• _Problem to work on_
Copy each of the entries below faithfully, setting aside any pictures.

• _Stored records_
╭──
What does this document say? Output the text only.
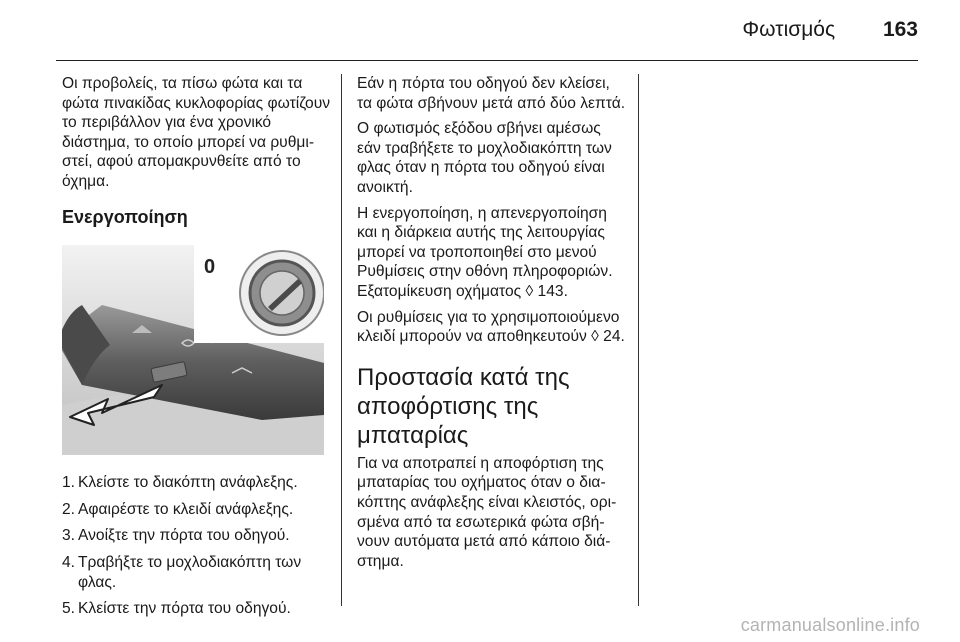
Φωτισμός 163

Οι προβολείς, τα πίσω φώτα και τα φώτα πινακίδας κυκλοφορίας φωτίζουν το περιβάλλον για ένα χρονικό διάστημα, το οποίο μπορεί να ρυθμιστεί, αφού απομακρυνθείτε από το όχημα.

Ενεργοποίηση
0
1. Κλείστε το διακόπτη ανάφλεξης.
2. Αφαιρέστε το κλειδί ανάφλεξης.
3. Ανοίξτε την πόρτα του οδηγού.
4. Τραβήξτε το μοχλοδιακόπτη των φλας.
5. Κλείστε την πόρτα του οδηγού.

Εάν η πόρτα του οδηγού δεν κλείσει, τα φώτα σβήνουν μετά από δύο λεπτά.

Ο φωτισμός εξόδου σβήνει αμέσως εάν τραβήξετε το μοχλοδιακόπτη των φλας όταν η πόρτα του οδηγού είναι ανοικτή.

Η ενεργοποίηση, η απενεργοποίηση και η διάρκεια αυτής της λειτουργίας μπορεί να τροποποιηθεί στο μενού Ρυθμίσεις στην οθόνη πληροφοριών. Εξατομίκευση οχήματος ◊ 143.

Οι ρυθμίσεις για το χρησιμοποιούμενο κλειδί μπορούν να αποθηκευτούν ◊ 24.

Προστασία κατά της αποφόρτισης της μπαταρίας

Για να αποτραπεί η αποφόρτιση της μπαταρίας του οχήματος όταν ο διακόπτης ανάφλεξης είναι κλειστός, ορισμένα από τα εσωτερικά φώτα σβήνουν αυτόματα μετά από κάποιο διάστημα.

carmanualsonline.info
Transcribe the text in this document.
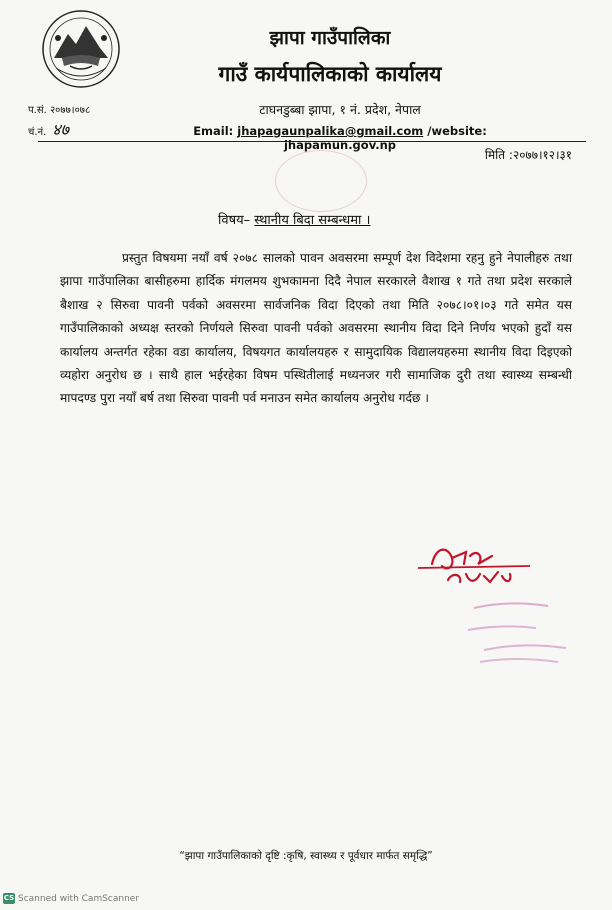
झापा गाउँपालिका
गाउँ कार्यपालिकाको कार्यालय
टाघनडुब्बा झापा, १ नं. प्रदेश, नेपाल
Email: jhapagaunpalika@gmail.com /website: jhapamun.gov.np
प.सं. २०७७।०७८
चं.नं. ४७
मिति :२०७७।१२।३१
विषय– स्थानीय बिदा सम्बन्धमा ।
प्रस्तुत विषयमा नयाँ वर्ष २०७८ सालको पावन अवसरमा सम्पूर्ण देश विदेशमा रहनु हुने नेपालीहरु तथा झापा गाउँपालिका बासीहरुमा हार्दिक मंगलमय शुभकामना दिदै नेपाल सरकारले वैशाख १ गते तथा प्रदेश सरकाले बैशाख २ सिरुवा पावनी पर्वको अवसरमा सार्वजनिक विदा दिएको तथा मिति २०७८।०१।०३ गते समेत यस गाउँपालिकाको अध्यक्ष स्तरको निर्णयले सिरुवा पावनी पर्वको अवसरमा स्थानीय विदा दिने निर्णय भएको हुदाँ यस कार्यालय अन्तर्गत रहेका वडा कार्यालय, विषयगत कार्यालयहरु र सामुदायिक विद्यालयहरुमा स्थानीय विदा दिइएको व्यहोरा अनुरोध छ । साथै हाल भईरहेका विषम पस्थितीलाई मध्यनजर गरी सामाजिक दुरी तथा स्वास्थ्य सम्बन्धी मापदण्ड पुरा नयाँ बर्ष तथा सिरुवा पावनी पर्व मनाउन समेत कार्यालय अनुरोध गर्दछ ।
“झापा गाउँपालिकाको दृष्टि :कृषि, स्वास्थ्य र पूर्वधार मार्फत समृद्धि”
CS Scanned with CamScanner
╰──
• _The answer_
What does this document say? Output the text only.
Φωτισμός 163

Οι προβολείς, τα πίσω φώτα και τα φώτα πινακίδας κυκλοφορίας φωτίζουν το περιβάλλον για ένα χρονικό διάστημα, το οποίο μπορεί να ρυθμιστεί, αφού απομακρυνθείτε από το όχημα.

Ενεργοποίηση
0
1. Κλείστε το διακόπτη ανάφλεξης.
2. Αφαιρέστε το κλειδί ανάφλεξης.
3. Ανοίξτε την πόρτα του οδηγού.
4. Τραβήξτε το μοχλοδιακόπτη των φλας.
5. Κλείστε την πόρτα του οδηγού.

Εάν η πόρτα του οδηγού δεν κλείσει, τα φώτα σβήνουν μετά από δύο λεπτά.

Ο φωτισμός εξόδου σβήνει αμέσως εάν τραβήξετε το μοχλοδιακόπτη των φλας όταν η πόρτα του οδηγού είναι ανοικτή.

Η ενεργοποίηση, η απενεργοποίηση και η διάρκεια αυτής της λειτουργίας μπορεί να τροποποιηθεί στο μενού Ρυθμίσεις στην οθόνη πληροφοριών. Εξατομίκευση οχήματος ◊ 143.

Οι ρυθμίσεις για το χρησιμοποιούμενο κλειδί μπορούν να αποθηκευτούν ◊ 24.

Προστασία κατά της αποφόρτισης της μπαταρίας

Για να αποτραπεί η αποφόρτιση της μπαταρίας του οχήματος όταν ο διακόπτης ανάφλεξης είναι κλειστός, ορισμένα από τα εσωτερικά φώτα σβήνουν αυτόματα μετά από κάποιο διάστημα.

carmanualsonline.info
Transcribe the text in this document.
झापा गाउँपालिका
गाउँ कार्यपालिकाको कार्यालय
टाघनडुब्बा झापा, १ नं. प्रदेश, नेपाल
Email: jhapagaunpalika@gmail.com /website: jhapamun.gov.np
प.सं. २०७७।०७८
चं.नं. ४७
मिति :२०७७।१२।३१
विषय– स्थानीय बिदा सम्बन्धमा ।
प्रस्तुत विषयमा नयाँ वर्ष २०७८ सालको पावन अवसरमा सम्पूर्ण देश विदेशमा रहनु हुने नेपालीहरु तथा झापा गाउँपालिका बासीहरुमा हार्दिक मंगलमय शुभकामना दिदै नेपाल सरकारले वैशाख १ गते तथा प्रदेश सरकाले बैशाख २ सिरुवा पावनी पर्वको अवसरमा सार्वजनिक विदा दिएको तथा मिति २०७८।०१।०३ गते समेत यस गाउँपालिकाको अध्यक्ष स्तरको निर्णयले सिरुवा पावनी पर्वको अवसरमा स्थानीय विदा दिने निर्णय भएको हुदाँ यस कार्यालय अन्तर्गत रहेका वडा कार्यालय, विषयगत कार्यालयहरु र सामुदायिक विद्यालयहरुमा स्थानीय विदा दिइएको व्यहोरा अनुरोध छ । साथै हाल भईरहेका विषम पस्थितीलाई मध्यनजर गरी सामाजिक दुरी तथा स्वास्थ्य सम्बन्धी मापदण्ड पुरा नयाँ बर्ष तथा सिरुवा पावनी पर्व मनाउन समेत कार्यालय अनुरोध गर्दछ ।
“झापा गाउँपालिकाको दृष्टि :कृषि, स्वास्थ्य र पूर्वधार मार्फत समृद्धि”
CS Scanned with CamScanner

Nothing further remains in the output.